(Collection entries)
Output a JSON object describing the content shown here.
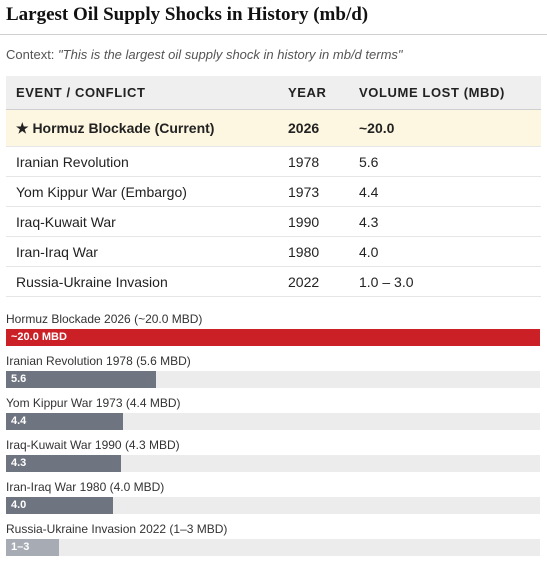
{
  "title": "Largest Oil Supply Shocks in History (mb/d)",
  "context": {
    "label": "Context:",
    "quote": "\"This is the largest oil supply shock in history in mb/d terms\""
  },
  "table": {
    "headers": [
      "EVENT / CONFLICT",
      "YEAR",
      "VOLUME LOST (MBD)"
    ],
    "rows": [
      {
        "event": "★ Hormuz Blockade (Current)",
        "year": "2026",
        "volume": "~20.0",
        "highlight": true
      },
      {
        "event": "Iranian Revolution",
        "year": "1978",
        "volume": "5.6"
      },
      {
        "event": "Yom Kippur War (Embargo)",
        "year": "1973",
        "volume": "4.4"
      },
      {
        "event": "Iraq-Kuwait War",
        "year": "1990",
        "volume": "4.3"
      },
      {
        "event": "Iran-Iraq War",
        "year": "1980",
        "volume": "4.0"
      },
      {
        "event": "Russia-Ukraine Invasion",
        "year": "2022",
        "volume": "1.0 – 3.0"
      }
    ]
  },
  "bars": [
    {
      "label": "Hormuz Blockade 2026 (~20.0 MBD)",
      "value_label": "~20.0 MBD",
      "value": 20.0
    },
    {
      "label": "Iranian Revolution 1978 (5.6 MBD)",
      "value_label": "5.6",
      "value": 5.6
    },
    {
      "label": "Yom Kippur War 1973 (4.4 MBD)",
      "value_label": "4.4",
      "value": 4.4
    },
    {
      "label": "Iraq-Kuwait War 1990 (4.3 MBD)",
      "value_label": "4.3",
      "value": 4.3
    },
    {
      "label": "Iran-Iraq War 1980 (4.0 MBD)",
      "value_label": "4.0",
      "value": 4.0
    },
    {
      "label": "Russia-Ukraine Invasion 2022 (1–3 MBD)",
      "value_label": "1–3",
      "value": 2.0
    }
  ],
  "colors": {
    "primary_bar": "#cc2027",
    "bar": "#6e7480",
    "range_bar": "#a7abb3",
    "highlight_row": "#fdf6e1"
  }
}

▶ Given request:
Retype every entry verbatim and exclude the pictures from the copy.

▶ Response below:
Output a JSON object describing the content shown here.
{
  "title": "Largest Oil Supply Shocks in History (mb/d)",
  "context": {
    "label": "Context:",
    "quote": "\"This is the largest oil supply shock in history in mb/d terms\""
  },
  "table": {
    "headers": [
      "EVENT / CONFLICT",
      "YEAR",
      "VOLUME LOST (MBD)"
    ],
    "rows": [
      {
        "event": "★ Hormuz Blockade (Current)",
        "year": "2026",
        "volume": "~20.0",
        "highlight": true
      },
      {
        "event": "Iranian Revolution",
        "year": "1978",
        "volume": "5.6"
      },
      {
        "event": "Yom Kippur War (Embargo)",
        "year": "1973",
        "volume": "4.4"
      },
      {
        "event": "Iraq-Kuwait War",
        "year": "1990",
        "volume": "4.3"
      },
      {
        "event": "Iran-Iraq War",
        "year": "1980",
        "volume": "4.0"
      },
      {
        "event": "Russia-Ukraine Invasion",
        "year": "2022",
        "volume": "1.0 – 3.0"
      }
    ]
  },
  "bars": [
    {
      "label": "Hormuz Blockade 2026 (~20.0 MBD)",
      "value_label": "~20.0 MBD",
      "value": 20.0
    },
    {
      "label": "Iranian Revolution 1978 (5.6 MBD)",
      "value_label": "5.6",
      "value": 5.6
    },
    {
      "label": "Yom Kippur War 1973 (4.4 MBD)",
      "value_label": "4.4",
      "value": 4.4
    },
    {
      "label": "Iraq-Kuwait War 1990 (4.3 MBD)",
      "value_label": "4.3",
      "value": 4.3
    },
    {
      "label": "Iran-Iraq War 1980 (4.0 MBD)",
      "value_label": "4.0",
      "value": 4.0
    },
    {
      "label": "Russia-Ukraine Invasion 2022 (1–3 MBD)",
      "value_label": "1–3",
      "value": 2.0
    }
  ],
  "colors": {
    "primary_bar": "#cc2027",
    "bar": "#6e7480",
    "range_bar": "#a7abb3",
    "highlight_row": "#fdf6e1"
  }
}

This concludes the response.